* YOUR INSTRUCTIONS: All of the data below must be repeated exactly.

--- Start of RECORDS FOR THE EXERCISE ---

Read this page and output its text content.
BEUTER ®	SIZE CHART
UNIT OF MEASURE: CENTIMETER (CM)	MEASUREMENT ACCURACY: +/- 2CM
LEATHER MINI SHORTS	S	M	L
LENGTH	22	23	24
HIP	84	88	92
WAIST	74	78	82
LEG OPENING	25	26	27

--- End of RECORDS FOR THE EXERCISE ---

* RESULT:
Read this page and output its text content.
BEUTER ®	SIZE CHART
UNIT OF MEASURE: CENTIMETER (CM)	MEASUREMENT ACCURACY: +/- 2CM
LEATHER MINI SHORTS	S	M	L
LENGTH	22	23	24
HIP	84	88	92
WAIST	74	78	82
LEG OPENING	25	26	27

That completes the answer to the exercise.